Impact on Claim Drafting

          While Warmerdam and Lowry reveal that a physically understood data structure can satisfy §101 as drawn to a machine or manufacture, Warmerdam reveals that a logically understood data structure expressed in method claims can be rejected under §101 as an "abstract idea." Yet, in the computer program employing it, the data structure may have a single resulting functionality. The raison d'ętre of computers, after all, is their functionality, i.e., what a computer provides the end-user. So whether data structures are understood in logical terms, or physical terms, or both, is an important, but secondary, question. First and foremost is functionality: what data structures can do.

#### Collected data

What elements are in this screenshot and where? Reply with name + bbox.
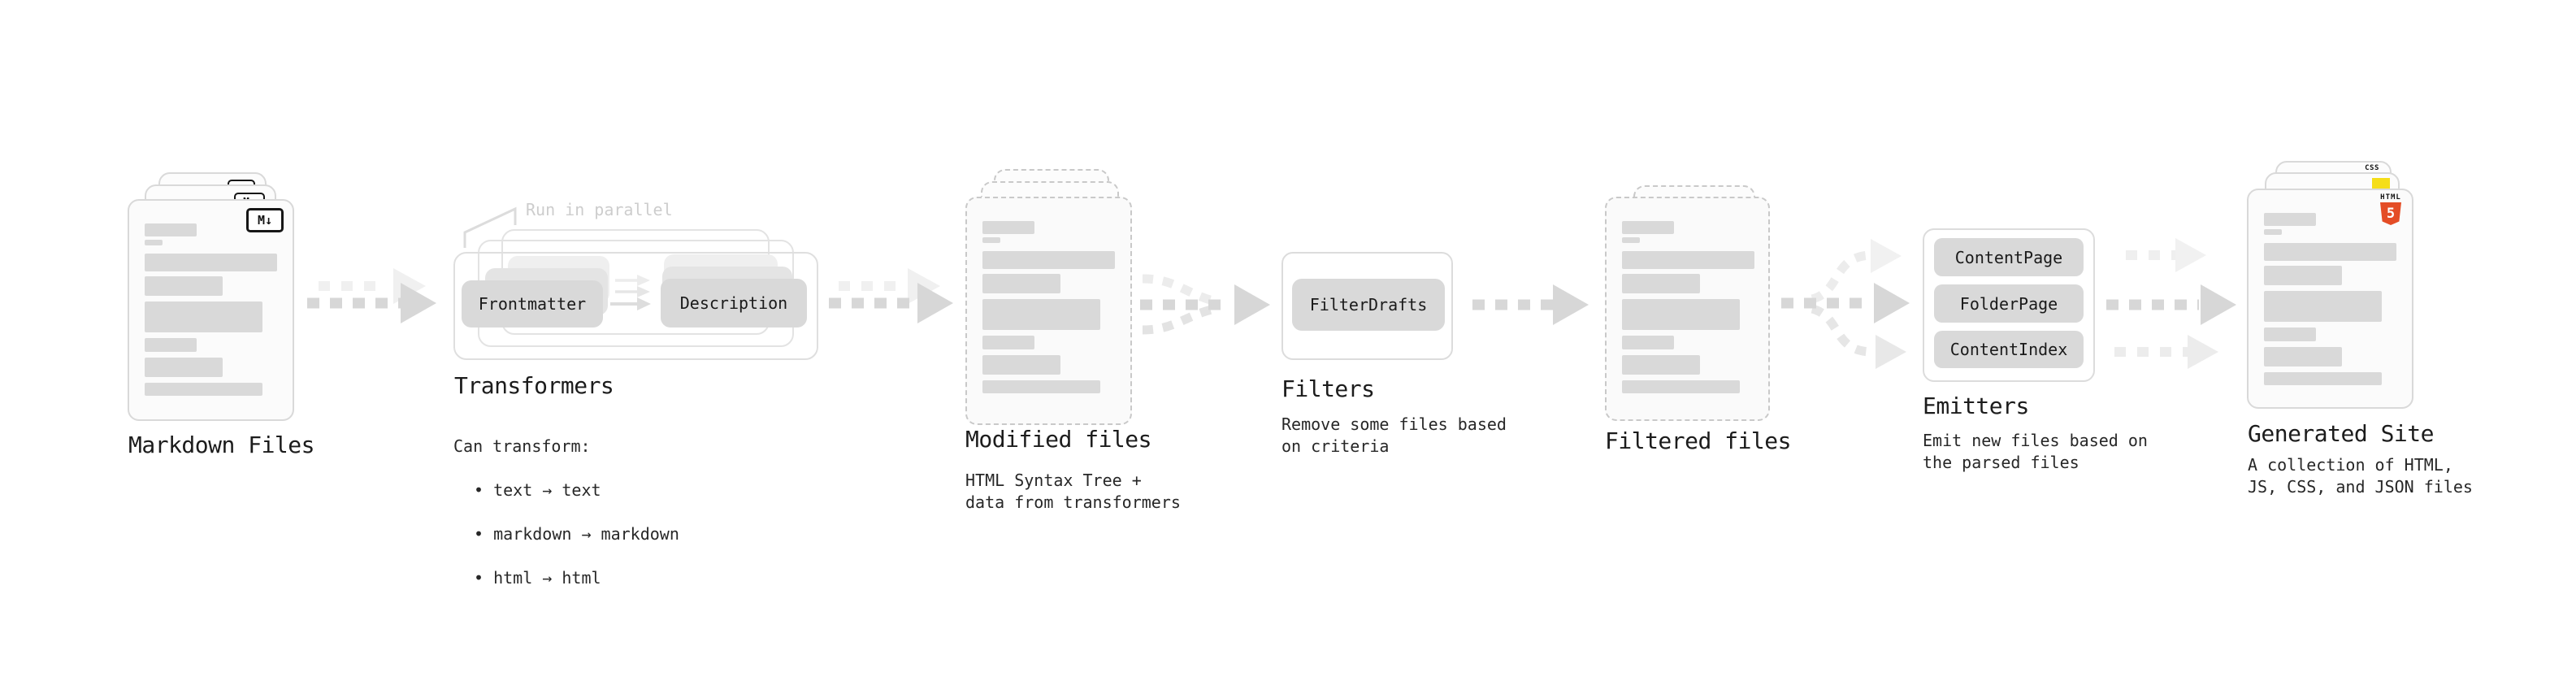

#### What you will do
Rewrite the part of the claim drafting passage that opens with the words "While Warmerdam and" and closes with "structures can do.", replacing "computer program" with "software application".

#### Written response
While Warmerdam and Lowry reveal that a physically understood data structure can satisfy §101 as drawn to a machine or manufacture, Warmerdam reveals that a logically understood data structure expressed in method claims can be rejected under §101 as an "abstract idea." Yet, in the software application employing it, the data structure may have a single resulting functionality. The raison d'ętre of computers, after all, is their functionality, i.e., what a computer provides the end-user. So whether data structures are understood in logical terms, or physical terms, or both, is an important, but secondary, question. First and foremost is functionality: what data structures can do.